EXTRACTED DATA:
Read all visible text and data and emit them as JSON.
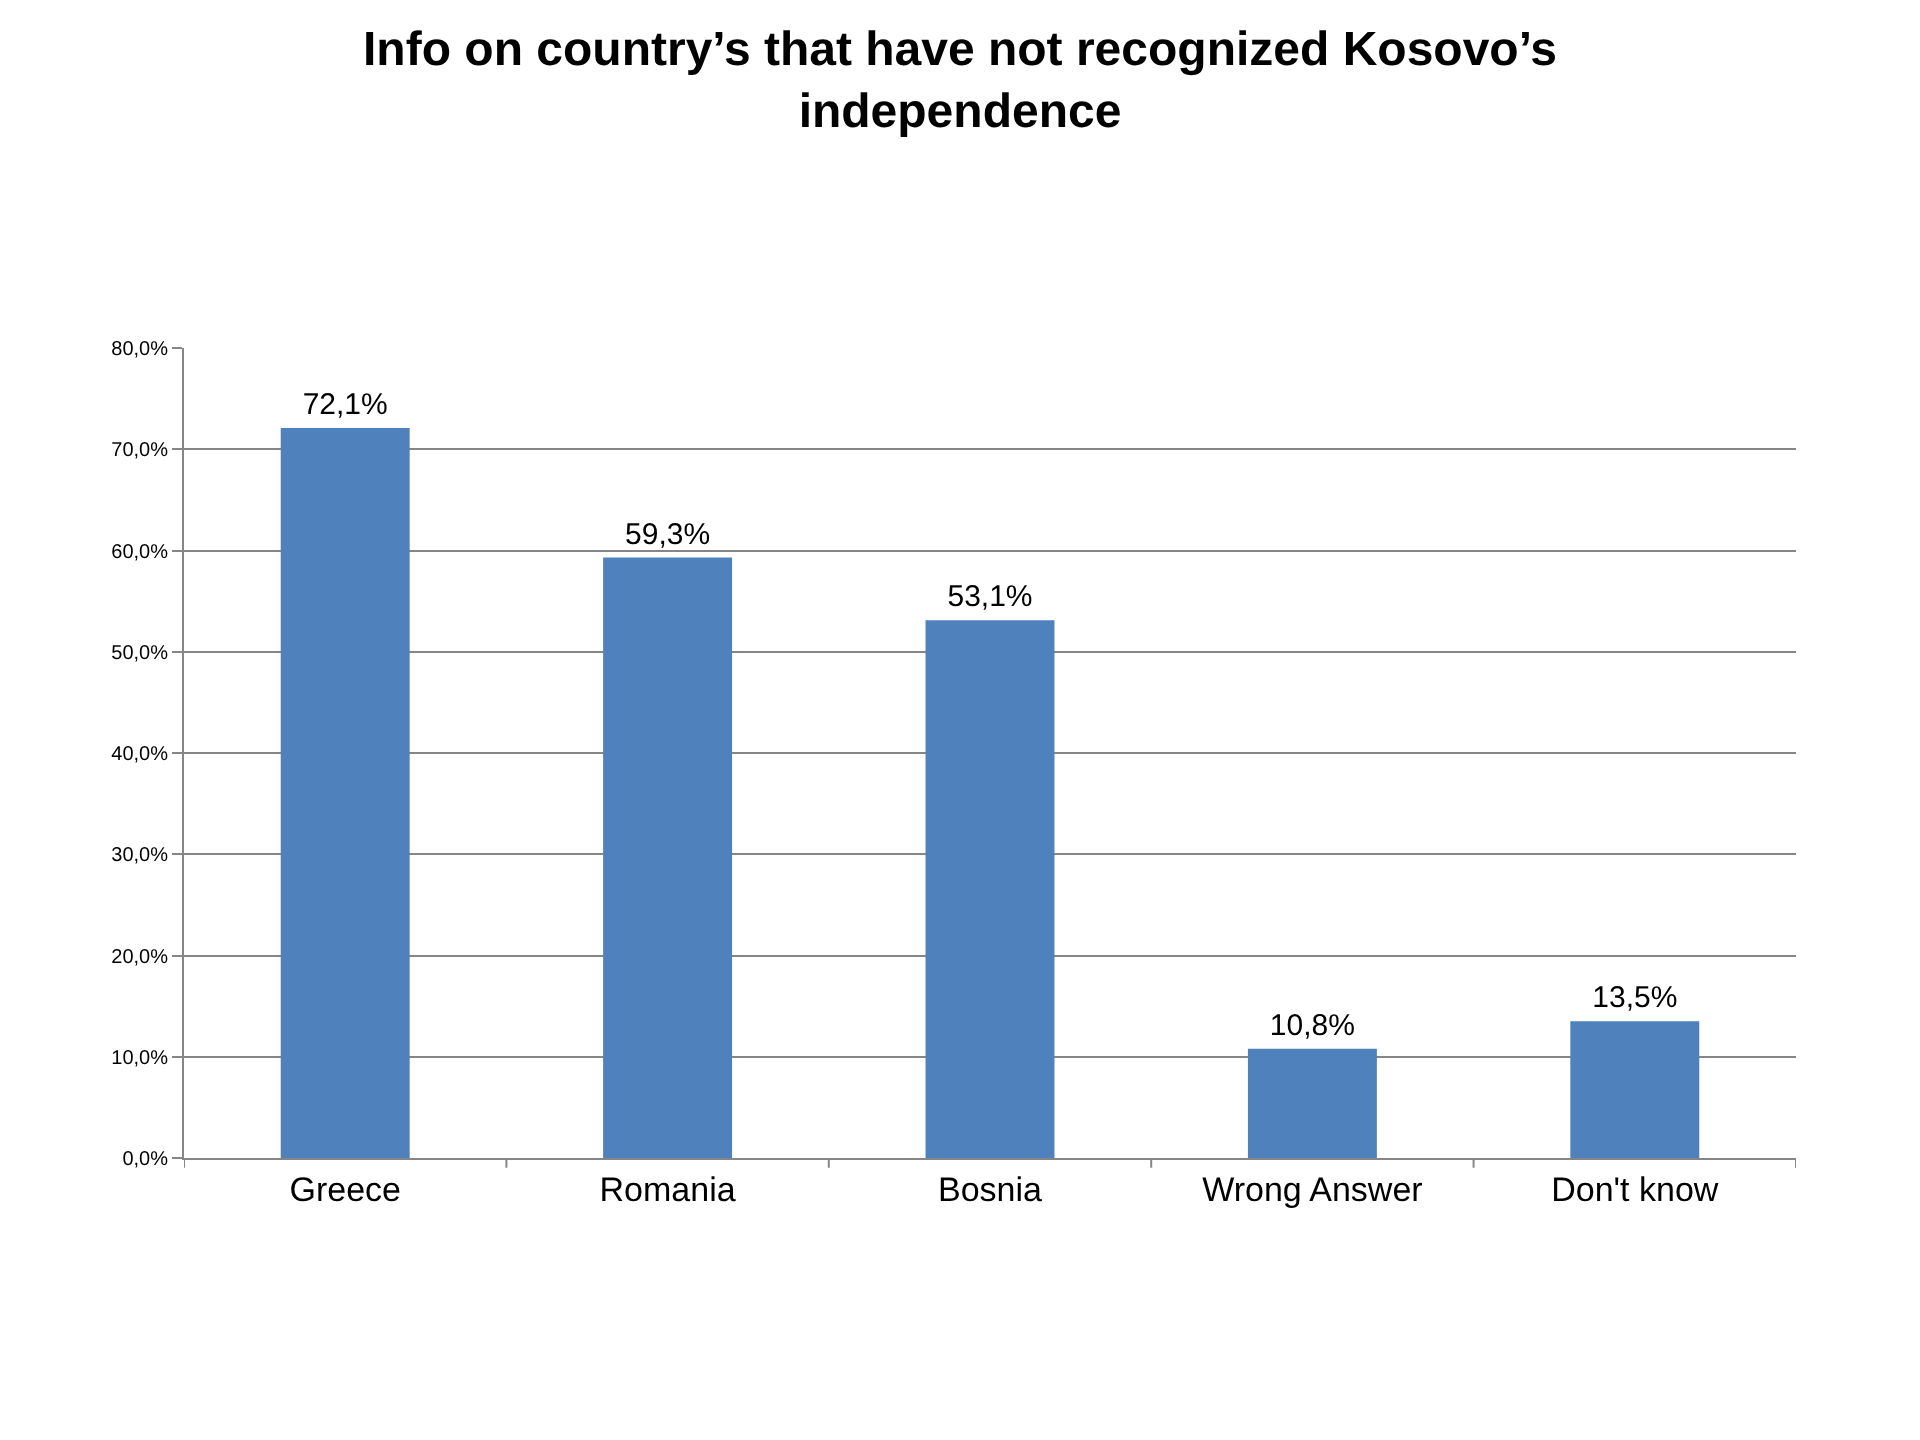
{
  "chart_data": {
    "type": "bar",
    "title": "Info on country’s that have not recognized Kosovo’s independence",
    "categories": [
      "Greece",
      "Romania",
      "Bosnia",
      "Wrong Answer",
      "Don't know"
    ],
    "values": [
      72.1,
      59.3,
      53.1,
      10.8,
      13.5
    ],
    "value_labels": [
      "72,1%",
      "59,3%",
      "53,1%",
      "10,8%",
      "13,5%"
    ],
    "color": "#4f81bd",
    "ylim": [
      0,
      80
    ],
    "yticks": [
      {
        "value": 0,
        "label": "0,0%"
      },
      {
        "value": 10,
        "label": "10,0%"
      },
      {
        "value": 20,
        "label": "20,0%"
      },
      {
        "value": 30,
        "label": "30,0%"
      },
      {
        "value": 40,
        "label": "40,0%"
      },
      {
        "value": 50,
        "label": "50,0%"
      },
      {
        "value": 60,
        "label": "60,0%"
      },
      {
        "value": 70,
        "label": "70,0%"
      },
      {
        "value": 80,
        "label": "80,0%"
      }
    ],
    "grid": "y",
    "legend": false
  }
}
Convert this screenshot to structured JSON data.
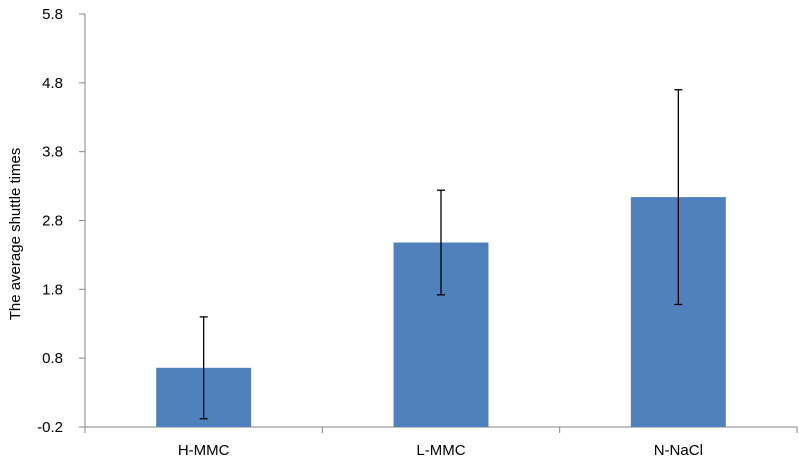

EXERCISE TASK:
Without the pictures, output the full listing exactly as it stands.

ANSWER TO THE PROBLEM:
Read all visible text and data and emit them as JSON.
{
  "chart_data": {
    "type": "bar",
    "title": "Info on country’s that have not recognized Kosovo’s independence",
    "categories": [
      "Greece",
      "Romania",
      "Bosnia",
      "Wrong Answer",
      "Don't know"
    ],
    "values": [
      72.1,
      59.3,
      53.1,
      10.8,
      13.5
    ],
    "value_labels": [
      "72,1%",
      "59,3%",
      "53,1%",
      "10,8%",
      "13,5%"
    ],
    "color": "#4f81bd",
    "ylim": [
      0,
      80
    ],
    "yticks": [
      {
        "value": 0,
        "label": "0,0%"
      },
      {
        "value": 10,
        "label": "10,0%"
      },
      {
        "value": 20,
        "label": "20,0%"
      },
      {
        "value": 30,
        "label": "30,0%"
      },
      {
        "value": 40,
        "label": "40,0%"
      },
      {
        "value": 50,
        "label": "50,0%"
      },
      {
        "value": 60,
        "label": "60,0%"
      },
      {
        "value": 70,
        "label": "70,0%"
      },
      {
        "value": 80,
        "label": "80,0%"
      }
    ],
    "grid": "y",
    "legend": false
  }
}
Convert this screenshot to structured JSON data.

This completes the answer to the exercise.